Spatial layout data
——

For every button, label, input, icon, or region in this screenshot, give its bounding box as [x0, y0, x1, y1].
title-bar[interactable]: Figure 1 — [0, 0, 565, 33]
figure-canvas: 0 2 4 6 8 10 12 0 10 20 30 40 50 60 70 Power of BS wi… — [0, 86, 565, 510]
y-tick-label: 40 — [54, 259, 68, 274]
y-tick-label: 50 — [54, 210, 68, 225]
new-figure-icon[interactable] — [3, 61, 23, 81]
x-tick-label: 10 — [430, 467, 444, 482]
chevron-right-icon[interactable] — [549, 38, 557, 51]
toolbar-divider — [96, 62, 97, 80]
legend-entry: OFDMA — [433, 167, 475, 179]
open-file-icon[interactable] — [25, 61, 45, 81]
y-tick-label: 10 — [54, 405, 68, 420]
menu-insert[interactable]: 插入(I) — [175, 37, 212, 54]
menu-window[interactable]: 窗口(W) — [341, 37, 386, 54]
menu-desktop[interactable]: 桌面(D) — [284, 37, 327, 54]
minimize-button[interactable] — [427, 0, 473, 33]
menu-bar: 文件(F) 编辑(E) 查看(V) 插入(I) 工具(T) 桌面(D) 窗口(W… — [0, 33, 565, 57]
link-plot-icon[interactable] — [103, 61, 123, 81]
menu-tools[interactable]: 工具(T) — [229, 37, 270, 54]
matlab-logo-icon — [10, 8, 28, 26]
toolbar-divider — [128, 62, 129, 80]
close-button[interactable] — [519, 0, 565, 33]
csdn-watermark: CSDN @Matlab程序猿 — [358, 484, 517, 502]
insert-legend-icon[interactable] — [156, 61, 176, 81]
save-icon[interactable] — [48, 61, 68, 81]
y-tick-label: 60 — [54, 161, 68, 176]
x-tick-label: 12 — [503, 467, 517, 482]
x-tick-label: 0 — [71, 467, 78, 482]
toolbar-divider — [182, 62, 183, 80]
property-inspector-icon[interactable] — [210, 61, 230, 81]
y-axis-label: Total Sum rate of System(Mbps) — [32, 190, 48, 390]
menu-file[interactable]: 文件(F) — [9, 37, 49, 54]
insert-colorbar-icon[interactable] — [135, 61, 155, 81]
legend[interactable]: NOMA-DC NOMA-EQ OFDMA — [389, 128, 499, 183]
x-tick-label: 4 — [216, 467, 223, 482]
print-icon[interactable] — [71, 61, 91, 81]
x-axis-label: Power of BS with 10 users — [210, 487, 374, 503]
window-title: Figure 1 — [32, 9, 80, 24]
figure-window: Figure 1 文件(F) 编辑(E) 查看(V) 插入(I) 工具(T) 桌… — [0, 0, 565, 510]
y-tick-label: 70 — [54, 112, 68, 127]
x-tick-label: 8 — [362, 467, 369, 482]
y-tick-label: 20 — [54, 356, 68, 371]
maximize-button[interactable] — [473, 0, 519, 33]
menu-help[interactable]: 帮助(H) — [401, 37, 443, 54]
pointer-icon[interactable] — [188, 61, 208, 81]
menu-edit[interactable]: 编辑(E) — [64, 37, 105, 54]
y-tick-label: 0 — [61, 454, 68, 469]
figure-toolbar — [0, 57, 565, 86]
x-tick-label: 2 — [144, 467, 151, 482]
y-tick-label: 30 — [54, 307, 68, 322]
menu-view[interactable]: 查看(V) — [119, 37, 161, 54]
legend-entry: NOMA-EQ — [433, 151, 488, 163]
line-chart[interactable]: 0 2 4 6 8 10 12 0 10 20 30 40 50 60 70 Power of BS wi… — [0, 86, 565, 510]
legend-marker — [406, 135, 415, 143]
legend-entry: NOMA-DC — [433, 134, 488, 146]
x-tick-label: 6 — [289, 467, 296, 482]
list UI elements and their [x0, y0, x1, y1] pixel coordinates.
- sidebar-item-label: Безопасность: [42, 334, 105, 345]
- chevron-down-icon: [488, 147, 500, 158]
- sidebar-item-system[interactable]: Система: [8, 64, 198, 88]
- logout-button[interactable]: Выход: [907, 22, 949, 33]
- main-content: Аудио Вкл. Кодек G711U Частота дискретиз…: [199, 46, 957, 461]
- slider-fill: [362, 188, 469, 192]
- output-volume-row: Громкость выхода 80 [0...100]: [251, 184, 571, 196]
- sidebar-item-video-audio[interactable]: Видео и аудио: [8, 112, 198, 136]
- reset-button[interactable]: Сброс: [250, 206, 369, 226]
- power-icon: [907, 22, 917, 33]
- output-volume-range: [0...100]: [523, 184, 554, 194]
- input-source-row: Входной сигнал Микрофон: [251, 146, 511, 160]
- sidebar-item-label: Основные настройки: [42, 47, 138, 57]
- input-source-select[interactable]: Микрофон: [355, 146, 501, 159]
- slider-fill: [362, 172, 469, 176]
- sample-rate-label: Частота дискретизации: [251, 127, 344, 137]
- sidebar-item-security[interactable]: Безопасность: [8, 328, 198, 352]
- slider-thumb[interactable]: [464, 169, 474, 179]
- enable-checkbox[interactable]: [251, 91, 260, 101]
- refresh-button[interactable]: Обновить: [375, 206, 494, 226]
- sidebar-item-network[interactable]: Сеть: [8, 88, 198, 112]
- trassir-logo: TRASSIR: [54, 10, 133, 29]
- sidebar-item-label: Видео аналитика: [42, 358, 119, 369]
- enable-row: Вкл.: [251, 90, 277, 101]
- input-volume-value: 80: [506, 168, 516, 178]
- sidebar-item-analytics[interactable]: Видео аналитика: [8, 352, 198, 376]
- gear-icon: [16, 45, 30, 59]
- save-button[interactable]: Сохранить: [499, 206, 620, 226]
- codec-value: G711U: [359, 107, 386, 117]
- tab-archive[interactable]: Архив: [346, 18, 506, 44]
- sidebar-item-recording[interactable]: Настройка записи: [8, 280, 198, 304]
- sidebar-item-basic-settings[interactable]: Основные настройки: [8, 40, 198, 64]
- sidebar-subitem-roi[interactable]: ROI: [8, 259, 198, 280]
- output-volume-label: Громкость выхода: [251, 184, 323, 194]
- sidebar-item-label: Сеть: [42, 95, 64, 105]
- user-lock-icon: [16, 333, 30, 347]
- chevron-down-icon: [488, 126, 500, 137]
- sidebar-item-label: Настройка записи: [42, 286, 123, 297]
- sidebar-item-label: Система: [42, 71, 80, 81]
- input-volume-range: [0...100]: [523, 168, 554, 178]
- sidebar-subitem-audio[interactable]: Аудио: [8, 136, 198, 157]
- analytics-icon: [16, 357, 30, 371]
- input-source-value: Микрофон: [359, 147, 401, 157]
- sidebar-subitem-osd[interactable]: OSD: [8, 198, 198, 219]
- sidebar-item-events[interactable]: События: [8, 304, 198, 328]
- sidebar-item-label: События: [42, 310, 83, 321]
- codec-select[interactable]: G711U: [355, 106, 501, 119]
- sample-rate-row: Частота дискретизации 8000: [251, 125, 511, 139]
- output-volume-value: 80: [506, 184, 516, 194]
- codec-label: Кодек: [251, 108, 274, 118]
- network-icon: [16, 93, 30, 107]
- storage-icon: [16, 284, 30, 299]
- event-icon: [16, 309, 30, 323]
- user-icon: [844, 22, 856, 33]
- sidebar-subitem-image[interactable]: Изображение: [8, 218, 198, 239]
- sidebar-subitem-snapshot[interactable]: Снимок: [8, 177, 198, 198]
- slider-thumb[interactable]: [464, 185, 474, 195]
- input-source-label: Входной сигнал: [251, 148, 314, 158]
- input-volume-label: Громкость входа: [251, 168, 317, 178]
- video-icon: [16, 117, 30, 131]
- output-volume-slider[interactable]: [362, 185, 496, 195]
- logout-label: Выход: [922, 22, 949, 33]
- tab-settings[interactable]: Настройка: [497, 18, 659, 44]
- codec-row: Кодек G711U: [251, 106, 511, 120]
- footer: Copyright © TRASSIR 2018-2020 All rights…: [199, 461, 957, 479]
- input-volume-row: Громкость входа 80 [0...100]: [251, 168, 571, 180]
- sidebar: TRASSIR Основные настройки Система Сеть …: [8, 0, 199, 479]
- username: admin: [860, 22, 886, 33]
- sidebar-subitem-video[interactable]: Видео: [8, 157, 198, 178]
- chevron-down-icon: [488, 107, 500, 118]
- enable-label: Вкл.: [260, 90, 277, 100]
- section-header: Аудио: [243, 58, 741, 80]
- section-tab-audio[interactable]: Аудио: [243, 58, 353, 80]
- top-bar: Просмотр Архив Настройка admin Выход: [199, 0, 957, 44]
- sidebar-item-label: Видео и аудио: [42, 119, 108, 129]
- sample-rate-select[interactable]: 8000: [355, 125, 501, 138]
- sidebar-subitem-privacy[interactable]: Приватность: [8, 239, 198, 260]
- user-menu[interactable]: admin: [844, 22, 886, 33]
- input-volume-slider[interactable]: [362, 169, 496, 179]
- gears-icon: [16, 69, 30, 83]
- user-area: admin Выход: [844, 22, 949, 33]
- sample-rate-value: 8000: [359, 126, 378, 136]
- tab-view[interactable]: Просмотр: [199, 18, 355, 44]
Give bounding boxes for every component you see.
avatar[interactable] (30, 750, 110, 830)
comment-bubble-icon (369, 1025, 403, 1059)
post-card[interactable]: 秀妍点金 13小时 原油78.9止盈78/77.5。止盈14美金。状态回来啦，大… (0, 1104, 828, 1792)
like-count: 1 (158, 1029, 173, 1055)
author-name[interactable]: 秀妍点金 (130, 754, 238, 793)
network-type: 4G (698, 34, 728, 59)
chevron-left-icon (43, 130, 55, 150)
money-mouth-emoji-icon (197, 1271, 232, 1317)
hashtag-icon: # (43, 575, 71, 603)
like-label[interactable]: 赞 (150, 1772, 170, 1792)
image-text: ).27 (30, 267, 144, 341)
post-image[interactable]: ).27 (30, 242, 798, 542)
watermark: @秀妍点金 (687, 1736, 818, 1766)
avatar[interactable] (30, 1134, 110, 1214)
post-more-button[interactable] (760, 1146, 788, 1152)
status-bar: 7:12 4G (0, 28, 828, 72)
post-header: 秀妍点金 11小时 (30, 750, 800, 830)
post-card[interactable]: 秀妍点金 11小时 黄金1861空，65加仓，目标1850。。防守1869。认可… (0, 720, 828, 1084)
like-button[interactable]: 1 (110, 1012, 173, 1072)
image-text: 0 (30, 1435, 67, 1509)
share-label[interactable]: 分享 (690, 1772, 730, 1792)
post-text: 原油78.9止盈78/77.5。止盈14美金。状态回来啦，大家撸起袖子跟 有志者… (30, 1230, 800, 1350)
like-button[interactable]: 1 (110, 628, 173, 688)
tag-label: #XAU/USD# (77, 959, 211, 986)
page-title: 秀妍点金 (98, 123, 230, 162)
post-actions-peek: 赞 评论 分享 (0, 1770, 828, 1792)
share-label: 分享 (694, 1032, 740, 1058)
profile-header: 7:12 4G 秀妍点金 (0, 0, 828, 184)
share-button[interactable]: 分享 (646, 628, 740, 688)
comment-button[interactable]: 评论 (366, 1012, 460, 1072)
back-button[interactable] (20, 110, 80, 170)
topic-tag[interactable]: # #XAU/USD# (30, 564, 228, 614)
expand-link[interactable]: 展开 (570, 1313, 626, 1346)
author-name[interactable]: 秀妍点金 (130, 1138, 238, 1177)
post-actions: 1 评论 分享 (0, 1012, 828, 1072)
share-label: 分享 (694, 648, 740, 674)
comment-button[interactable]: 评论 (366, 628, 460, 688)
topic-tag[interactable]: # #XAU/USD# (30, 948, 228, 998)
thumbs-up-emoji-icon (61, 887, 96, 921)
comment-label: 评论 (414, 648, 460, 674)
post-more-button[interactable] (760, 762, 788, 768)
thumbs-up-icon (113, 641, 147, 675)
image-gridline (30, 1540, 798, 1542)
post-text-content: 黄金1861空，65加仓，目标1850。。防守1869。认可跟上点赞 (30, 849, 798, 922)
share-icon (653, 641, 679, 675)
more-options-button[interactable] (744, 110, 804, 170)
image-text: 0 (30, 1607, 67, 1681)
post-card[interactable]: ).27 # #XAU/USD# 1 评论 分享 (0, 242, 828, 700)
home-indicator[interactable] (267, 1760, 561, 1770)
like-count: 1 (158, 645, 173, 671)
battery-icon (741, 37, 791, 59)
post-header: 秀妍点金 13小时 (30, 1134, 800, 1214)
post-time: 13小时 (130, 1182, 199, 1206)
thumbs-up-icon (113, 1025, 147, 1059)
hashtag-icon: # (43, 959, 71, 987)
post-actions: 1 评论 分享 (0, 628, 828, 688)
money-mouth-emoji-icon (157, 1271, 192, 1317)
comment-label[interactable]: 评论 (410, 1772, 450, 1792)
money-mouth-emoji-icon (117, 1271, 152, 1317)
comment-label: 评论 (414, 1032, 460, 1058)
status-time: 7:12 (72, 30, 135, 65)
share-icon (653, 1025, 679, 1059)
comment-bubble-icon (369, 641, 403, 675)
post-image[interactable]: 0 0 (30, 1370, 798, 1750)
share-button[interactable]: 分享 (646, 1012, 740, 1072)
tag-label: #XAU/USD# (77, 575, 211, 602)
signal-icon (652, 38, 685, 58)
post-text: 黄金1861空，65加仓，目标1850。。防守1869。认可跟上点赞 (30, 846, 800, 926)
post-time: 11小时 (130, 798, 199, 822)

——

### What you need to do
Rewrite the records from the start through the line containing "y-tick-label: 50 — [54, 210, 68, 225]", replacing "y-tick-label" with "y-axis-tick-label" and leaving everything else as it is.

### Exercise response
For every button, label, input, icon, or region in this screenshot, give its bounding box as [x0, y0, x1, y1].
title-bar[interactable]: Figure 1 — [0, 0, 565, 33]
figure-canvas: 0 2 4 6 8 10 12 0 10 20 30 40 50 60 70 Power of BS wi… — [0, 86, 565, 510]
y-axis-tick-label: 40 — [54, 259, 68, 274]
y-axis-tick-label: 50 — [54, 210, 68, 225]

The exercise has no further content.